### Work to do
Set down each line of the data below exactly as it stands, dropping the pictures.

>> begin Raw records

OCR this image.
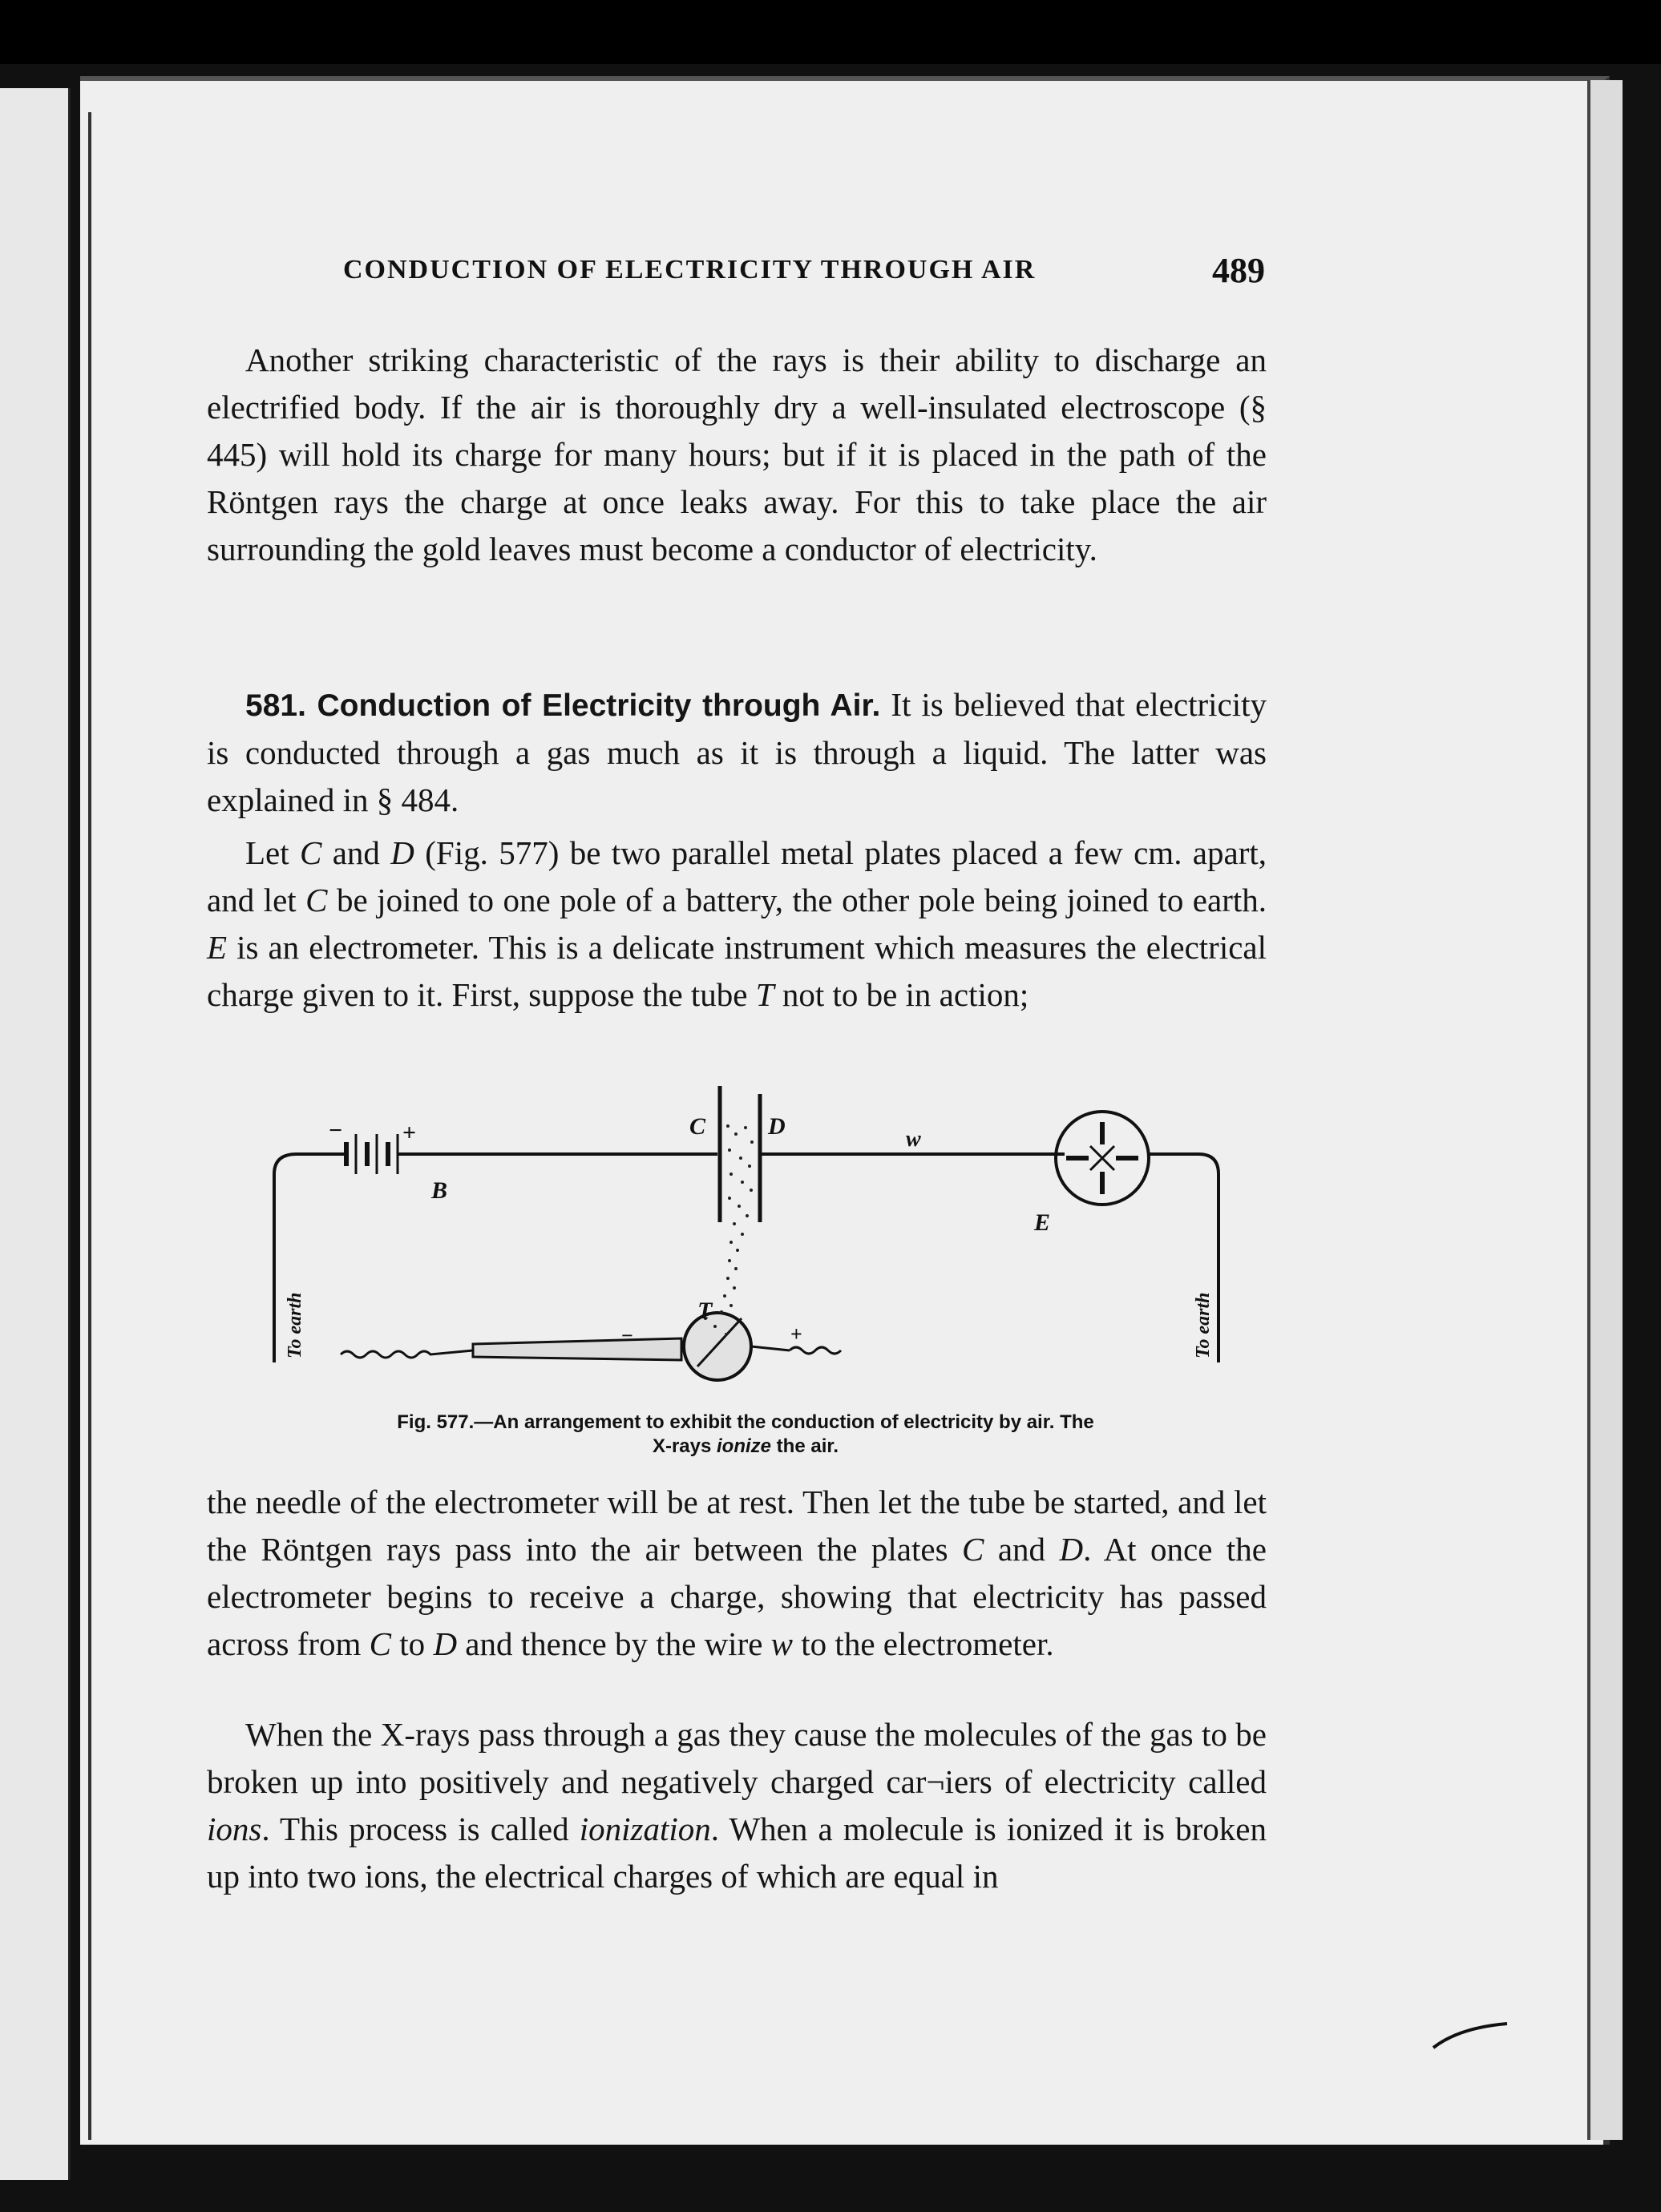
CONDUCTION OF ELECTRICITY THROUGH AIR	489

Another striking characteristic of the rays is their ability to discharge an electrified body. If the air is thoroughly dry a well-insulated electroscope (§ 445) will hold its charge for many hours; but if it is placed in the path of the Röntgen rays the charge at once leaks away. For this to take place the air surrounding the gold leaves must become a conductor of electricity.

581. Conduction of Electricity through Air. It is believed that electricity is conducted through a gas much as it is through a liquid. The latter was explained in § 484.

Let C and D (Fig. 577) be two parallel metal plates placed a few cm. apart, and let C be joined to one pole of a battery, the other pole being joined to earth. E is an electrometer. This is a delicate instrument which measures the electrical charge given to it. First, suppose the tube T not to be in action;

− +
B
C	D	w
E
T
−	+
To earth	To earth
Fig. 577.—An arrangement to exhibit the conduction of electricity by air. The
X-rays ionize the air.

the needle of the electrometer will be at rest. Then let the tube be started, and let the Röntgen rays pass into the air between the plates C and D. At once the electrometer begins to receive a charge, showing that electricity has passed across from C to D and thence by the wire w to the electrometer.

When the X-rays pass through a gas they cause the molecules of the gas to be broken up into positively and negatively charged car¬iers of electricity called ions. This process is called ionization. When a molecule is ionized it is broken up into two ions, the electrical charges of which are equal in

>> end Raw records

### Result of this exercise
OCR this image.
CONDUCTION OF ELECTRICITY THROUGH AIR	489

Another striking characteristic of the rays is their ability to discharge an electrified body. If the air is thoroughly dry a well-insulated electroscope (§ 445) will hold its charge for many hours; but if it is placed in the path of the Röntgen rays the charge at once leaks away. For this to take place the air surrounding the gold leaves must become a conductor of electricity.

581. Conduction of Electricity through Air. It is believed that electricity is conducted through a gas much as it is through a liquid. The latter was explained in § 484.

Let C and D (Fig. 577) be two parallel metal plates placed a few cm. apart, and let C be joined to one pole of a battery, the other pole being joined to earth. E is an electrometer. This is a delicate instrument which measures the electrical charge given to it. First, suppose the tube T not to be in action;

− +
B
C	D	w
E
T
−	+
To earth	To earth
Fig. 577.—An arrangement to exhibit the conduction of electricity by air. The
X-rays ionize the air.

the needle of the electrometer will be at rest. Then let the tube be started, and let the Röntgen rays pass into the air between the plates C and D. At once the electrometer begins to receive a charge, showing that electricity has passed across from C to D and thence by the wire w to the electrometer.

When the X-rays pass through a gas they cause the molecules of the gas to be broken up into positively and negatively charged car¬iers of electricity called ions. This process is called ionization. When a molecule is ionized it is broken up into two ions, the electrical charges of which are equal in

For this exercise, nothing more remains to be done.